CHALLENGE >> Pull out every line in the material below that contains the word "leader", and copy each one in full.

....................

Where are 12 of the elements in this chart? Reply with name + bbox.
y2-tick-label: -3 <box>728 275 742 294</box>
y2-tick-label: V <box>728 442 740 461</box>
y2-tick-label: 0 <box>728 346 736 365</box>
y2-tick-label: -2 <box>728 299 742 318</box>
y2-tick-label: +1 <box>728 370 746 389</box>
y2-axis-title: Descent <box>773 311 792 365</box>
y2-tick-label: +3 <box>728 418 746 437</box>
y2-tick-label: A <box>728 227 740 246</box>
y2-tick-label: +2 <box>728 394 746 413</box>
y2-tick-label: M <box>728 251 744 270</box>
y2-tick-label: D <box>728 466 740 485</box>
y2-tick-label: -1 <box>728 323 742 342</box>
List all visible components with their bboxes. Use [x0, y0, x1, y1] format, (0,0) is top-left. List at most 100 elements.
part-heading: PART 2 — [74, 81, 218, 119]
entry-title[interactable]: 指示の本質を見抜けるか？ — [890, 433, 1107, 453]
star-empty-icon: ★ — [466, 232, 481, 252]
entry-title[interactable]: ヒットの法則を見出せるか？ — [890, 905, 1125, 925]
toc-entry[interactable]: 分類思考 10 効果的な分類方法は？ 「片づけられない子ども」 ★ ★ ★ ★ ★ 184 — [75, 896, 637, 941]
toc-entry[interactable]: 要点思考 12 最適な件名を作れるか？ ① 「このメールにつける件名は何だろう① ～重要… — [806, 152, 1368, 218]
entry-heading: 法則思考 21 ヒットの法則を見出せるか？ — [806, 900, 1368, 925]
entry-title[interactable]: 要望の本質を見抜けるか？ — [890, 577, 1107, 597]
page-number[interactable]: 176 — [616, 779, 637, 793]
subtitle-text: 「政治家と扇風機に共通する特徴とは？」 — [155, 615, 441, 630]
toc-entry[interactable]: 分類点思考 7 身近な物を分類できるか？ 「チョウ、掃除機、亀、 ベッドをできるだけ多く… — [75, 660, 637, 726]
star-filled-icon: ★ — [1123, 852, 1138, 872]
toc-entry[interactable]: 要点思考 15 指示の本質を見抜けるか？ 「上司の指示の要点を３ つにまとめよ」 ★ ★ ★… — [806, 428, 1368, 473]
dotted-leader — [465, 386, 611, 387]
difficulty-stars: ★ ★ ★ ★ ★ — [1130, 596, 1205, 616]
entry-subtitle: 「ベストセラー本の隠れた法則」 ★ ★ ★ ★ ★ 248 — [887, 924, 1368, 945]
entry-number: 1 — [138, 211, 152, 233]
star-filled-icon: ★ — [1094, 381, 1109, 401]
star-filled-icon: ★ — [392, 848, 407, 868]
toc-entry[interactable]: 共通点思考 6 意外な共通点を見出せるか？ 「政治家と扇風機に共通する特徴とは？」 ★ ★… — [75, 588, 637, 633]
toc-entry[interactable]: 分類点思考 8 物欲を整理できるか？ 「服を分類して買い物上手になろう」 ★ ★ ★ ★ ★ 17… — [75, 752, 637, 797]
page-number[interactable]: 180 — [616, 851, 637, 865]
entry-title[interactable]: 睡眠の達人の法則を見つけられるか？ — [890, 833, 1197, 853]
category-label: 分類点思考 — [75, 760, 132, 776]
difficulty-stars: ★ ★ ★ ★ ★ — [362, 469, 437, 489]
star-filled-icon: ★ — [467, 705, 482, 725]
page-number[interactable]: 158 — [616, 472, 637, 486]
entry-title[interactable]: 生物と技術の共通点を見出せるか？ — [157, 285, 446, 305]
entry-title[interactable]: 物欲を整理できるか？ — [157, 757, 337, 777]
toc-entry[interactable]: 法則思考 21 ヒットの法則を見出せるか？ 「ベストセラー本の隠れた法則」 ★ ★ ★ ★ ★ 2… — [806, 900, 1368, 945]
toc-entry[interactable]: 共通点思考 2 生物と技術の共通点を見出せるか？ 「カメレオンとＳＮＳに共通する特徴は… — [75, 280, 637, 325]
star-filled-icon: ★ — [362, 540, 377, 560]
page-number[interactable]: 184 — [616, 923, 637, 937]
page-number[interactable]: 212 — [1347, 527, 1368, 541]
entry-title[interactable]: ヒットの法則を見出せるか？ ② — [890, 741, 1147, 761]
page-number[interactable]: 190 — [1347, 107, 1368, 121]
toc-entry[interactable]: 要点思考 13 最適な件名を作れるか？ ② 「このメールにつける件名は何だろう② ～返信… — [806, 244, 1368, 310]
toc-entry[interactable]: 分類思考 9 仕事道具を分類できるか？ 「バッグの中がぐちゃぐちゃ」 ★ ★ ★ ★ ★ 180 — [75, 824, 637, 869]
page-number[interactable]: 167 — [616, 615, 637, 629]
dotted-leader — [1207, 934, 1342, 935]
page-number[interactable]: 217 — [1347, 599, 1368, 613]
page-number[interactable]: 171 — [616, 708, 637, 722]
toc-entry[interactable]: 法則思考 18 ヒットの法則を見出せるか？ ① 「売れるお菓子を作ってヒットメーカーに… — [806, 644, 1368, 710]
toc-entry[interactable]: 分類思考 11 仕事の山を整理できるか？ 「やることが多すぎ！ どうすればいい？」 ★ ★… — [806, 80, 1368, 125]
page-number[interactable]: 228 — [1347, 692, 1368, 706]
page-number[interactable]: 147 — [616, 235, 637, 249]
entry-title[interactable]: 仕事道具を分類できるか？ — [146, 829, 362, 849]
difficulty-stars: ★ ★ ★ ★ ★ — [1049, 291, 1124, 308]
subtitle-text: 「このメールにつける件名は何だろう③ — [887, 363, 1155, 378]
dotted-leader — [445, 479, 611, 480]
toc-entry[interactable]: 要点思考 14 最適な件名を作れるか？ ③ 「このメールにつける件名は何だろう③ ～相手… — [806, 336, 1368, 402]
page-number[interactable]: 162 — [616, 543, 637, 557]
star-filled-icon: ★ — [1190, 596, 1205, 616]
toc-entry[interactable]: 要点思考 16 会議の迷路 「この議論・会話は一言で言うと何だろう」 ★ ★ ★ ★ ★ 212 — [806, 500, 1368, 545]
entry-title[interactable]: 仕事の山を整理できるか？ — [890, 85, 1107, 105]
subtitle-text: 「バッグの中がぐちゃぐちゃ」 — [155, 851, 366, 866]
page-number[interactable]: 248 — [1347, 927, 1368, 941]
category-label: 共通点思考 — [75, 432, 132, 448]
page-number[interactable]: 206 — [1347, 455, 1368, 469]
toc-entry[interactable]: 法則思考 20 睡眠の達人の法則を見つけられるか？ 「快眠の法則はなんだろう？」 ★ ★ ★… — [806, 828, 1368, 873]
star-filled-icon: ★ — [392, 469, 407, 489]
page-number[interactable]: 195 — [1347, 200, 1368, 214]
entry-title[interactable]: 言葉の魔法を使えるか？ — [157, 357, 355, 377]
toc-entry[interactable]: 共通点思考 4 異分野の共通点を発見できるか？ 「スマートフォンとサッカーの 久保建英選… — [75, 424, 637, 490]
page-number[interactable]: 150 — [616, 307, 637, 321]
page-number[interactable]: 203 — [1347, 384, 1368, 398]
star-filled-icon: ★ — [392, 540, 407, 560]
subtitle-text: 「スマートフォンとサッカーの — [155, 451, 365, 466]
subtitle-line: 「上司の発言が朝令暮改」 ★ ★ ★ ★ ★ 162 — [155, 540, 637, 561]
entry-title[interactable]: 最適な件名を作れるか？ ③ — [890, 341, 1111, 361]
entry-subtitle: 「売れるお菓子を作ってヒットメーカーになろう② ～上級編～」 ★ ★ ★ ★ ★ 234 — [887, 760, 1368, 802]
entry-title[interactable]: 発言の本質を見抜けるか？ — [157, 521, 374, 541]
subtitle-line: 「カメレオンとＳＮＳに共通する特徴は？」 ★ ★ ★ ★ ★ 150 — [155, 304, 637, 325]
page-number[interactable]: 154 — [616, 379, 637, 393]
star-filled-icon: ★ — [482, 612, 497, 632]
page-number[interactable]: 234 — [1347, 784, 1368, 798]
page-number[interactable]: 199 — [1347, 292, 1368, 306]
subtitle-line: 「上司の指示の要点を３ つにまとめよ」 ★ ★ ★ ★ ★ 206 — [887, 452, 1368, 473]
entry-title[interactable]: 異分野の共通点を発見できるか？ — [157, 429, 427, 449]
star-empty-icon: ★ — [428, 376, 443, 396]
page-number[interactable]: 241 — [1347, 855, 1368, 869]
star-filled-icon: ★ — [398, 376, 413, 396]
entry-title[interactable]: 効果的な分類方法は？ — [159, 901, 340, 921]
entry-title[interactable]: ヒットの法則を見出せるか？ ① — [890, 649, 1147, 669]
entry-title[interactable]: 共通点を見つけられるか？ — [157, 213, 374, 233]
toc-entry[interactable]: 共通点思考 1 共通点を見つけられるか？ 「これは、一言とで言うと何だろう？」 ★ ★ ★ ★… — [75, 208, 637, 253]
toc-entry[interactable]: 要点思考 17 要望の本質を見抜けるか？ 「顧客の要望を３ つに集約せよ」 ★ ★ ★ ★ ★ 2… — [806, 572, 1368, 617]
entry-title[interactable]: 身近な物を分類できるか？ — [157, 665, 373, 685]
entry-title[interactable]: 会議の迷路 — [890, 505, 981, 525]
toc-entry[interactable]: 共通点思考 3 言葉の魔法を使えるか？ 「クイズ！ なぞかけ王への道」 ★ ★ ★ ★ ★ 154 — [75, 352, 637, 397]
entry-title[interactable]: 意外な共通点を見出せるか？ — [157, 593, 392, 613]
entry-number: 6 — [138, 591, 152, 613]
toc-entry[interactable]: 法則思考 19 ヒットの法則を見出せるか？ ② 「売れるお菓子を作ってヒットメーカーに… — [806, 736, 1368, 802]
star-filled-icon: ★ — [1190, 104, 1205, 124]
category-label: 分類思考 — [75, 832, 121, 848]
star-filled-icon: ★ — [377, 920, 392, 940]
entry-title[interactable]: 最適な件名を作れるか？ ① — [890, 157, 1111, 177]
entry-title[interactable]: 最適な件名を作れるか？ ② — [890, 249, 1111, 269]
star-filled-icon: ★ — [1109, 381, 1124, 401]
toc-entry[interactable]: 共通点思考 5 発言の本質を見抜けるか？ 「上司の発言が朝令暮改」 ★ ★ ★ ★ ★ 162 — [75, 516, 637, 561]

....................

COMPLETED EXERCISE >>
dotted-leader — [465, 386, 611, 387]
dotted-leader — [1207, 934, 1342, 935]
dotted-leader — [445, 479, 611, 480]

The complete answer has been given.